=== SOURCE DATA ===
=-=-=
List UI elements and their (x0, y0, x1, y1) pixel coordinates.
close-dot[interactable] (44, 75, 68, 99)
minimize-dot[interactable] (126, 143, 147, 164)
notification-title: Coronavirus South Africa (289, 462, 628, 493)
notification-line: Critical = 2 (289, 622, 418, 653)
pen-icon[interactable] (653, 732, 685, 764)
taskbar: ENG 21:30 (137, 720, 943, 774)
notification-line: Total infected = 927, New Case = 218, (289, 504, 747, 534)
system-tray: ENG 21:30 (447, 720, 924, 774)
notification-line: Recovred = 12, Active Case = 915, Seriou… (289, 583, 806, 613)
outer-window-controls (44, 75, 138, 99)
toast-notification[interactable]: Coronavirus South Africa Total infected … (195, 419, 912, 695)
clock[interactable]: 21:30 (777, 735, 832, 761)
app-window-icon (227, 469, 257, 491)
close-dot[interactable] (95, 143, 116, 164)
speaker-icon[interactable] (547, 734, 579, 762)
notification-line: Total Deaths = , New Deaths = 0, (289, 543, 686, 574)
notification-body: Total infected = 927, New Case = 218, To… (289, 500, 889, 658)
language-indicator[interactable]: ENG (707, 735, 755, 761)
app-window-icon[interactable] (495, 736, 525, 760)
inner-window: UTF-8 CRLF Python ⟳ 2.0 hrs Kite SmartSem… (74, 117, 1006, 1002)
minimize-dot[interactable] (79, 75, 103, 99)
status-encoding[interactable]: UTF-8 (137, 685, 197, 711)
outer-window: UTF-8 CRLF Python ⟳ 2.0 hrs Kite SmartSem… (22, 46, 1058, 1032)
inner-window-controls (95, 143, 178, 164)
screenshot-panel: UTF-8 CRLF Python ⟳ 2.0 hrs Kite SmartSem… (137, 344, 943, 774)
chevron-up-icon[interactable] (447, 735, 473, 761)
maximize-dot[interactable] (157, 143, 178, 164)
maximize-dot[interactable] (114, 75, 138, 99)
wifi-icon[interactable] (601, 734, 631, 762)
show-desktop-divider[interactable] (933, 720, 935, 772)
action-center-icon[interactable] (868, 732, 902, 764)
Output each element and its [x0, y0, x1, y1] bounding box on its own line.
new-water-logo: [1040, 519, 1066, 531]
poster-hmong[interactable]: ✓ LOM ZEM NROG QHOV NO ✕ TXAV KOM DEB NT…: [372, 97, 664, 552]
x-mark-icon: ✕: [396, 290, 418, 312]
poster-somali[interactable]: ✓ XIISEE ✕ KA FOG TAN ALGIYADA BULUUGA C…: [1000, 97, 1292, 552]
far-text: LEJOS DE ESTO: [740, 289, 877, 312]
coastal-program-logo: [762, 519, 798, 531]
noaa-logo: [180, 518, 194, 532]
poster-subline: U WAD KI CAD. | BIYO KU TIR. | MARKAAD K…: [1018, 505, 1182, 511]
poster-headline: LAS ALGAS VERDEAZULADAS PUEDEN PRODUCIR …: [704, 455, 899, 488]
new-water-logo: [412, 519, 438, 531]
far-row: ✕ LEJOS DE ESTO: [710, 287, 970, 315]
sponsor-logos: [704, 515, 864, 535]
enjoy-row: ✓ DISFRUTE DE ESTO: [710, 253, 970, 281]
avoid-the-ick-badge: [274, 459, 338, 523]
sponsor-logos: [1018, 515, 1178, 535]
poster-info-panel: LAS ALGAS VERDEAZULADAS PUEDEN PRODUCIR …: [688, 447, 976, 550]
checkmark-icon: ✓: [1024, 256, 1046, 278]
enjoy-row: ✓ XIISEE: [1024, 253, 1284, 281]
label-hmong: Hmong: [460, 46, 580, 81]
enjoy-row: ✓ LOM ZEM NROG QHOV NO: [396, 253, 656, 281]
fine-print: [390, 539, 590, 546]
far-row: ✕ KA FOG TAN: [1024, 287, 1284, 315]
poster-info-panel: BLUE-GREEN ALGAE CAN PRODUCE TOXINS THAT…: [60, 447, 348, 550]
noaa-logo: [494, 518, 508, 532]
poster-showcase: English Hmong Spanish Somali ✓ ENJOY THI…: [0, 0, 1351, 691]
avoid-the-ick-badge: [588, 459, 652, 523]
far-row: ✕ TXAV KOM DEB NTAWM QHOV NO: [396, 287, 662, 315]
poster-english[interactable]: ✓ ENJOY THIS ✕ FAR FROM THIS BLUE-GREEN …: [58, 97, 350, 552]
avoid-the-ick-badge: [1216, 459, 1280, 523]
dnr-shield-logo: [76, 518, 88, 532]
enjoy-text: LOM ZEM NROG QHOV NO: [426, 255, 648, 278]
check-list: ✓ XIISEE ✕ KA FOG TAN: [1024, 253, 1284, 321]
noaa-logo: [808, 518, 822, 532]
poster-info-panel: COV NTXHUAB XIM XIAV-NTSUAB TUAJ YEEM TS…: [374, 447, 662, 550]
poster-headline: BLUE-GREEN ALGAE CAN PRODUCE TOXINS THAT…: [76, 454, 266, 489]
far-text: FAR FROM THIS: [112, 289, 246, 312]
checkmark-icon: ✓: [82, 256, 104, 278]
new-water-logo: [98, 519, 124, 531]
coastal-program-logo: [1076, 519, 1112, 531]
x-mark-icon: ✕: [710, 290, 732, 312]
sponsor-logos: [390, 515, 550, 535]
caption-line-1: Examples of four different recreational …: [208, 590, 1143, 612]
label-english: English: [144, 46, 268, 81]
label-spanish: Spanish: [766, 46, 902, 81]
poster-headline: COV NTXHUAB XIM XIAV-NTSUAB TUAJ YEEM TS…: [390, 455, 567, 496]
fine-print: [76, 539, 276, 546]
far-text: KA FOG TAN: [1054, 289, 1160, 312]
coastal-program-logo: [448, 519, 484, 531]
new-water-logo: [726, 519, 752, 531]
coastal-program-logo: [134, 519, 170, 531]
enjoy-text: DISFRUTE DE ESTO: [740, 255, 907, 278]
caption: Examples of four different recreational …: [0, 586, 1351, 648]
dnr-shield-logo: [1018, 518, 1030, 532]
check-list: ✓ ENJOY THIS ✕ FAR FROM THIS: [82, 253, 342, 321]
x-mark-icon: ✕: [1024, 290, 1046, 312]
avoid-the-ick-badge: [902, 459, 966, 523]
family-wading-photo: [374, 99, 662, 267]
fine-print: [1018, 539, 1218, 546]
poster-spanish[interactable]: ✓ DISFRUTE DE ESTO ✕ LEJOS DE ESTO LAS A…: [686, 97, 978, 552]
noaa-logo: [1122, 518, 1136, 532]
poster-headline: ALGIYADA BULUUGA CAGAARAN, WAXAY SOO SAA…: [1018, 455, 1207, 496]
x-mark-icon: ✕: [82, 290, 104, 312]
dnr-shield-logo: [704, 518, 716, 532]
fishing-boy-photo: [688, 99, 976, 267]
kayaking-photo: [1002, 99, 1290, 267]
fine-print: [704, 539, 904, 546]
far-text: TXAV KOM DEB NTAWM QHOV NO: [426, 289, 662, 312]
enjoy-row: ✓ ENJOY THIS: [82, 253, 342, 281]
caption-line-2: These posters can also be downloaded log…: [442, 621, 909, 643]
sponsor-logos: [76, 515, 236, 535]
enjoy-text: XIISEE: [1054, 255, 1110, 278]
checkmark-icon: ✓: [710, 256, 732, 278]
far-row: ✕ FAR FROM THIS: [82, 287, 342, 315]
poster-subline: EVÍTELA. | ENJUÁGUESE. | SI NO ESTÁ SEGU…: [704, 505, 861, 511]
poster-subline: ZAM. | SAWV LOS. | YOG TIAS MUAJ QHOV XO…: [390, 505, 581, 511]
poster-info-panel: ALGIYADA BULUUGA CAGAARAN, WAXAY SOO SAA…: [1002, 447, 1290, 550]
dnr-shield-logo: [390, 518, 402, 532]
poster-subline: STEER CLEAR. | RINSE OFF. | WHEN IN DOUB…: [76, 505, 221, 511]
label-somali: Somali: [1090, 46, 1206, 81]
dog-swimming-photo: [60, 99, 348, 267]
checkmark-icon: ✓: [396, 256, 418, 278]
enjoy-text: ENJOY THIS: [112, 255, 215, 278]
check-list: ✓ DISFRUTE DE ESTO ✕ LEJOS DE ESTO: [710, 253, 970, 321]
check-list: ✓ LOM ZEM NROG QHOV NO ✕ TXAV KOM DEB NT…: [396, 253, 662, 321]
=-=-=
=== GOAL OF THE EXERCISE ===
Return all lines above that mention the word "NTSUAB".

=== EXERCISE OUTPUT ===
poster-info-panel: COV NTXHUAB XIM XIAV-NTSUAB TUAJ YEEM TS…: [374, 447, 662, 550]
poster-headline: COV NTXHUAB XIM XIAV-NTSUAB TUAJ YEEM TS…: [390, 455, 567, 496]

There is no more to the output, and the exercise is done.